** Data records **
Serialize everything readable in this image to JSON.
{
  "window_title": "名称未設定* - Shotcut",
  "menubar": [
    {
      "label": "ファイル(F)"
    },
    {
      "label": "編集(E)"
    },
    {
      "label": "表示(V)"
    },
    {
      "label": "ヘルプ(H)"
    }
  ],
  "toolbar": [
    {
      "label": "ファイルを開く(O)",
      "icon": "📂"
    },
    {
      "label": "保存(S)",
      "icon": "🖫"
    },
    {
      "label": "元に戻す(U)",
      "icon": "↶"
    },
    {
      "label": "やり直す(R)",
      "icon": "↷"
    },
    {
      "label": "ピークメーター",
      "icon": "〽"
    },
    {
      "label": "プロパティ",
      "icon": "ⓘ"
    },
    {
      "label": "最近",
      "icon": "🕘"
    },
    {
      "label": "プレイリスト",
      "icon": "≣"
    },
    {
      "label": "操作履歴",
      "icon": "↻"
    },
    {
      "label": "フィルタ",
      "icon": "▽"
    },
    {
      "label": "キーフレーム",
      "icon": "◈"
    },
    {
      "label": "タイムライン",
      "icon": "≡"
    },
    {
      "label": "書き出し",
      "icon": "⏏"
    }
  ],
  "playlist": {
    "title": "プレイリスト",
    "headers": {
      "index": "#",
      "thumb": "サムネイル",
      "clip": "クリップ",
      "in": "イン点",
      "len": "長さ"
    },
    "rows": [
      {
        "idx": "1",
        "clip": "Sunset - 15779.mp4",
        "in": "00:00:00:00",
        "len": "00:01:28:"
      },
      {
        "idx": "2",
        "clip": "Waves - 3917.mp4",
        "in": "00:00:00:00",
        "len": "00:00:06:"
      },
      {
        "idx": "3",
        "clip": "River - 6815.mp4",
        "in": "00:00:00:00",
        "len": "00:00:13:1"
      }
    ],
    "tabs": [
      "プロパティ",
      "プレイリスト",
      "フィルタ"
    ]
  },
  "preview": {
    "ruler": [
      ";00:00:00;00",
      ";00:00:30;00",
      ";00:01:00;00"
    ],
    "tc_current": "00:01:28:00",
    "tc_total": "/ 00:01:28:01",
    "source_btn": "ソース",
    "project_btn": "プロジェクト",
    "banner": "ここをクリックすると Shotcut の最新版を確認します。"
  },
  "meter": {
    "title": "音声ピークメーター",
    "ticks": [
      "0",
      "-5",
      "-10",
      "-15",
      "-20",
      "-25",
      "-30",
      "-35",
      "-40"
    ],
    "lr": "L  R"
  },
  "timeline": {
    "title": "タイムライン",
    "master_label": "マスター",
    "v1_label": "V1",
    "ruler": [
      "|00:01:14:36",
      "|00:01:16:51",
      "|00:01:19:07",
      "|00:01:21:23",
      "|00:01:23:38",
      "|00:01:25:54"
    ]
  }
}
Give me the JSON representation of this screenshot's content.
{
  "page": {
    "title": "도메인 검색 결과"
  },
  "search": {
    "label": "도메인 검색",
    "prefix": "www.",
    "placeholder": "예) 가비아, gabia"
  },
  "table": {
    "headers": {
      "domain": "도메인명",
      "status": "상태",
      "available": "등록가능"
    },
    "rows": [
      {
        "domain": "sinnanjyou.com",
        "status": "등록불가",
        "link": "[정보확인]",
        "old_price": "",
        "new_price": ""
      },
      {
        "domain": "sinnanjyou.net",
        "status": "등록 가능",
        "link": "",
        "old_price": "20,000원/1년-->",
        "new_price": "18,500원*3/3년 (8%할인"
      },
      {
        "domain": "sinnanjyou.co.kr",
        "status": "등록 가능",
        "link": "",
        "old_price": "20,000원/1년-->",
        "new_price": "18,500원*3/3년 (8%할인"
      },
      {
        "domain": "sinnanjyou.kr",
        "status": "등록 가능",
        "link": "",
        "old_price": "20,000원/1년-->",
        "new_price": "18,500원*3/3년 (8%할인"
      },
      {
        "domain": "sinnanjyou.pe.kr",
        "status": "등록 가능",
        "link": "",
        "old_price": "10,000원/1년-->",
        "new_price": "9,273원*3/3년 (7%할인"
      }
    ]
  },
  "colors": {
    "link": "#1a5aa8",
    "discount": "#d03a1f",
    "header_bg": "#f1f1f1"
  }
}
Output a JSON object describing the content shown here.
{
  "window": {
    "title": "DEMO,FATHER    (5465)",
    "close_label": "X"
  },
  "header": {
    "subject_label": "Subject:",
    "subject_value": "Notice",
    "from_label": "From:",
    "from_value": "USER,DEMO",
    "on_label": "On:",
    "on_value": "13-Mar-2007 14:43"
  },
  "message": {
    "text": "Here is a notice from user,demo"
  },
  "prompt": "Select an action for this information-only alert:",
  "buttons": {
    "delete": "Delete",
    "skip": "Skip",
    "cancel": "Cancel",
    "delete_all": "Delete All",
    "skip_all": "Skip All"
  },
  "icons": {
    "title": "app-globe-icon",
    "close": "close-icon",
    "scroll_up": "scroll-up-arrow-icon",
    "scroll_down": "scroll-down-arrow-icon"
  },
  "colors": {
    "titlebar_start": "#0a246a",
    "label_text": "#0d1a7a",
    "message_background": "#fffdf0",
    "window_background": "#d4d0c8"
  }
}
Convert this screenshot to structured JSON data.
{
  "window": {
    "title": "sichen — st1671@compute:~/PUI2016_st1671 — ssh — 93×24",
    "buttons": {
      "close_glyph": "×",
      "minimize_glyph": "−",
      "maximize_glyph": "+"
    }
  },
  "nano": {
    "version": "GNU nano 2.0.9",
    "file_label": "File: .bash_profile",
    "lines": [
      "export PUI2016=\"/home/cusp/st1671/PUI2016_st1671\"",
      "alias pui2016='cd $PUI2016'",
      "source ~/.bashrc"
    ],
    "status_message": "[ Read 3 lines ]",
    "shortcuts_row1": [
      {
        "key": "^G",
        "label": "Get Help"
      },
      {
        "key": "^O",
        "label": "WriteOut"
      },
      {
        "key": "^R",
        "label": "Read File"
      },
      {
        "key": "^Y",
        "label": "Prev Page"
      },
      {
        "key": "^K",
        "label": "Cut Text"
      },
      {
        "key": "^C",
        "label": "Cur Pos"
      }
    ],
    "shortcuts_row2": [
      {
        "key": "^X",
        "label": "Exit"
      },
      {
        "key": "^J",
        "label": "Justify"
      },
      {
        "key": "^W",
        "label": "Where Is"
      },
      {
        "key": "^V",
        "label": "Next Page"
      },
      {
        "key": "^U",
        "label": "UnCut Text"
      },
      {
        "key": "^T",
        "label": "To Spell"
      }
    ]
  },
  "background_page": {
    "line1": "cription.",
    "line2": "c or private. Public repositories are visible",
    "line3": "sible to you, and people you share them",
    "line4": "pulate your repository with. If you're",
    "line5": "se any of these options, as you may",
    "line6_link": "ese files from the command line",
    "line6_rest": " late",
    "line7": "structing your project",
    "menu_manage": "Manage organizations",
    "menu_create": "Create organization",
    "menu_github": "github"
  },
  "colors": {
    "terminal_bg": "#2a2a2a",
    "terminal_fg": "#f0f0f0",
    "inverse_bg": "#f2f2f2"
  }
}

** Work to be completed **
Copy out each line of the listing that holds "Shotcut".

** Problem solution **
  "window_title": "名称未設定* - Shotcut",
    "banner": "ここをクリックすると Shotcut の最新版を確認します。"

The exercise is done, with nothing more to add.